__SET EXERCISE__
Reproduce the records below with every "y-tick-label" changed to "y-axis-tick" and nothing else altered. Leave the pictures out.

::: PROVIDED ENTRIES

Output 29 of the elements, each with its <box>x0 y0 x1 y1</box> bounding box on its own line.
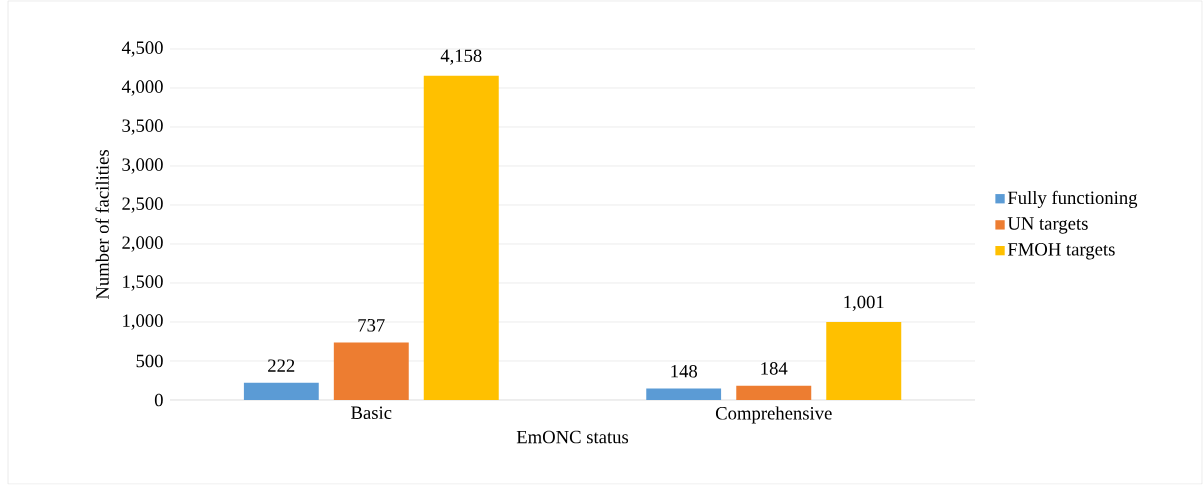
y-tick-label: 2,500 <box>122 197 163 213</box>
bar <box>736 385 812 400</box>
bar <box>423 75 499 400</box>
x-tick-label: Basic <box>351 406 392 420</box>
bar <box>646 388 722 400</box>
legend-label: UN targets <box>1007 217 1088 234</box>
y-tick-label: 3,000 <box>122 158 163 174</box>
bar <box>243 382 319 400</box>
y-tick-label: 4,500 <box>121 41 163 57</box>
bar <box>333 342 409 400</box>
y-tick-label: 0 <box>154 393 163 407</box>
legend-label: FMOH targets <box>1007 243 1115 260</box>
data-label: 148 <box>671 364 698 378</box>
data-label: 4,158 <box>440 49 482 65</box>
bar <box>826 321 902 400</box>
x-axis-title: EmONC status <box>516 430 629 444</box>
y-tick-label: 1,000 <box>123 314 163 330</box>
y-tick-label: 2,000 <box>122 236 163 252</box>
y-tick-label: 3,500 <box>122 119 163 135</box>
data-label: 737 <box>358 319 385 332</box>
y-axis-title: Number of facilities <box>95 150 109 300</box>
data-label: 184 <box>761 362 788 375</box>
y-tick-label: 1,500 <box>123 275 163 291</box>
data-label: 1,001 <box>844 295 884 311</box>
legend-label: Fully functioning <box>1007 190 1138 208</box>
data-label: 222 <box>268 359 295 372</box>
x-tick-label: Comprehensive <box>715 406 832 424</box>
y-tick-label: 500 <box>136 354 163 368</box>
y-tick-label: 4,000 <box>121 80 163 96</box>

::::::

__WRITTEN REPLY__
Output 29 of the elements, each with its <box>x0 y0 x1 y1</box> bounding box on its own line.
y-axis-tick: 2,500 <box>122 197 163 213</box>
bar <box>736 385 812 400</box>
bar <box>423 75 499 400</box>
x-tick-label: Basic <box>351 406 392 420</box>
bar <box>646 388 722 400</box>
legend-label: UN targets <box>1007 217 1088 234</box>
y-axis-tick: 3,000 <box>122 158 163 174</box>
bar <box>243 382 319 400</box>
y-axis-tick: 4,500 <box>121 41 163 57</box>
bar <box>333 342 409 400</box>
y-axis-tick: 0 <box>154 393 163 407</box>
legend-label: FMOH targets <box>1007 243 1115 260</box>
data-label: 148 <box>671 364 698 378</box>
data-label: 4,158 <box>440 49 482 65</box>
bar <box>826 321 902 400</box>
x-axis-title: EmONC status <box>516 430 629 444</box>
y-axis-tick: 1,000 <box>123 314 163 330</box>
y-axis-tick: 2,000 <box>122 236 163 252</box>
y-axis-tick: 3,500 <box>122 119 163 135</box>
data-label: 737 <box>358 319 385 332</box>
y-axis-title: Number of facilities <box>95 150 109 300</box>
data-label: 184 <box>761 362 788 375</box>
y-axis-tick: 1,500 <box>123 275 163 291</box>
data-label: 1,001 <box>844 295 884 311</box>
legend-label: Fully functioning <box>1007 190 1138 208</box>
data-label: 222 <box>268 359 295 372</box>
x-tick-label: Comprehensive <box>715 406 832 424</box>
y-axis-tick: 500 <box>136 354 163 368</box>
y-axis-tick: 4,000 <box>121 80 163 96</box>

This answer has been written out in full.